◆ TASK DIRECTIONS: Repeat every record below exactly as written.

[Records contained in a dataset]
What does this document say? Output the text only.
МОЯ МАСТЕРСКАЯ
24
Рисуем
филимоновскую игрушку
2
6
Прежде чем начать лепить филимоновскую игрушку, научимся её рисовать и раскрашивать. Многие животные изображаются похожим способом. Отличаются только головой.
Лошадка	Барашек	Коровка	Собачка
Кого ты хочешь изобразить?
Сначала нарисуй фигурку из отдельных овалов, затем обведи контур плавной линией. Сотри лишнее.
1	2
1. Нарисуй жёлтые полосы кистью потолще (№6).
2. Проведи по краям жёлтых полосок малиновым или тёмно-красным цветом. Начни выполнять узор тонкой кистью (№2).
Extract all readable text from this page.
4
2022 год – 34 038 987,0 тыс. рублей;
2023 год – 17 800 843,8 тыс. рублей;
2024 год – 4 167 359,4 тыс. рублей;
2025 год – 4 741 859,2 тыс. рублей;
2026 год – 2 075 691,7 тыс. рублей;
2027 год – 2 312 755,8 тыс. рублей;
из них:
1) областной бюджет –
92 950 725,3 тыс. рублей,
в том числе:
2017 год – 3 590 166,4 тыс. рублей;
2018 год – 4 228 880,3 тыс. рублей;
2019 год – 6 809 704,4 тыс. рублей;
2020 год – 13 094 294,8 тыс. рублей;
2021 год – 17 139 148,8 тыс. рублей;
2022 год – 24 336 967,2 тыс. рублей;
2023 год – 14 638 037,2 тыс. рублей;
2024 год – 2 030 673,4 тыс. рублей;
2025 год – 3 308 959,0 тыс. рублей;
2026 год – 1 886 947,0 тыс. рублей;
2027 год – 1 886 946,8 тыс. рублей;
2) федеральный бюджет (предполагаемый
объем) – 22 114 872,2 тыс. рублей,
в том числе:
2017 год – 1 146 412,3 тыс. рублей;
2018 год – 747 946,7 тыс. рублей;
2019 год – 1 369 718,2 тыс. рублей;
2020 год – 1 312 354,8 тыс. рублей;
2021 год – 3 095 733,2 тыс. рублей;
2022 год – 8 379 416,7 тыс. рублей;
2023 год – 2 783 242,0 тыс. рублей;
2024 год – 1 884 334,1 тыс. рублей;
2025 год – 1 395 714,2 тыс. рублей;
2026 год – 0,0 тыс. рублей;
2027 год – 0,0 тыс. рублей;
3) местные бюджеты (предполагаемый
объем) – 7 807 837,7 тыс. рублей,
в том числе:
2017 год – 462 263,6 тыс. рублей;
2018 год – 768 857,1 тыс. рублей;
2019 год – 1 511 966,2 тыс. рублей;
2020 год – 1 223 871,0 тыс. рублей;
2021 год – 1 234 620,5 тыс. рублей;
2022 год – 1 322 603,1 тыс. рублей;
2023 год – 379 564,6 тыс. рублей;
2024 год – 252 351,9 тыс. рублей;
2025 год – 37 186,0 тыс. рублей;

◆ EXERCISE OUTPUT:
What does this document say? Output the text only.
МОЯ МАСТЕРСКАЯ
24
Рисуем
филимоновскую игрушку
2
6
Прежде чем начать лепить филимоновскую игрушку, научимся её рисовать и раскрашивать. Многие животные изображаются похожим способом. Отличаются только головой.
Лошадка	Барашек	Коровка	Собачка
Кого ты хочешь изобразить?
Сначала нарисуй фигурку из отдельных овалов, затем обведи контур плавной линией. Сотри лишнее.
1	2
1. Нарисуй жёлтые полосы кистью потолще (№6).
2. Проведи по краям жёлтых полосок малиновым или тёмно-красным цветом. Начни выполнять узор тонкой кистью (№2).
Extract all readable text from this page.
4
2022 год – 34 038 987,0 тыс. рублей;
2023 год – 17 800 843,8 тыс. рублей;
2024 год – 4 167 359,4 тыс. рублей;
2025 год – 4 741 859,2 тыс. рублей;
2026 год – 2 075 691,7 тыс. рублей;
2027 год – 2 312 755,8 тыс. рублей;
из них:
1) областной бюджет –
92 950 725,3 тыс. рублей,
в том числе:
2017 год – 3 590 166,4 тыс. рублей;
2018 год – 4 228 880,3 тыс. рублей;
2019 год – 6 809 704,4 тыс. рублей;
2020 год – 13 094 294,8 тыс. рублей;
2021 год – 17 139 148,8 тыс. рублей;
2022 год – 24 336 967,2 тыс. рублей;
2023 год – 14 638 037,2 тыс. рублей;
2024 год – 2 030 673,4 тыс. рублей;
2025 год – 3 308 959,0 тыс. рублей;
2026 год – 1 886 947,0 тыс. рублей;
2027 год – 1 886 946,8 тыс. рублей;
2) федеральный бюджет (предполагаемый
объем) – 22 114 872,2 тыс. рублей,
в том числе:
2017 год – 1 146 412,3 тыс. рублей;
2018 год – 747 946,7 тыс. рублей;
2019 год – 1 369 718,2 тыс. рублей;
2020 год – 1 312 354,8 тыс. рублей;
2021 год – 3 095 733,2 тыс. рублей;
2022 год – 8 379 416,7 тыс. рублей;
2023 год – 2 783 242,0 тыс. рублей;
2024 год – 1 884 334,1 тыс. рублей;
2025 год – 1 395 714,2 тыс. рублей;
2026 год – 0,0 тыс. рублей;
2027 год – 0,0 тыс. рублей;
3) местные бюджеты (предполагаемый
объем) – 7 807 837,7 тыс. рублей,
в том числе:
2017 год – 462 263,6 тыс. рублей;
2018 год – 768 857,1 тыс. рублей;
2019 год – 1 511 966,2 тыс. рублей;
2020 год – 1 223 871,0 тыс. рублей;
2021 год – 1 234 620,5 тыс. рублей;
2022 год – 1 322 603,1 тыс. рублей;
2023 год – 379 564,6 тыс. рублей;
2024 год – 252 351,9 тыс. рублей;
2025 год – 37 186,0 тыс. рублей;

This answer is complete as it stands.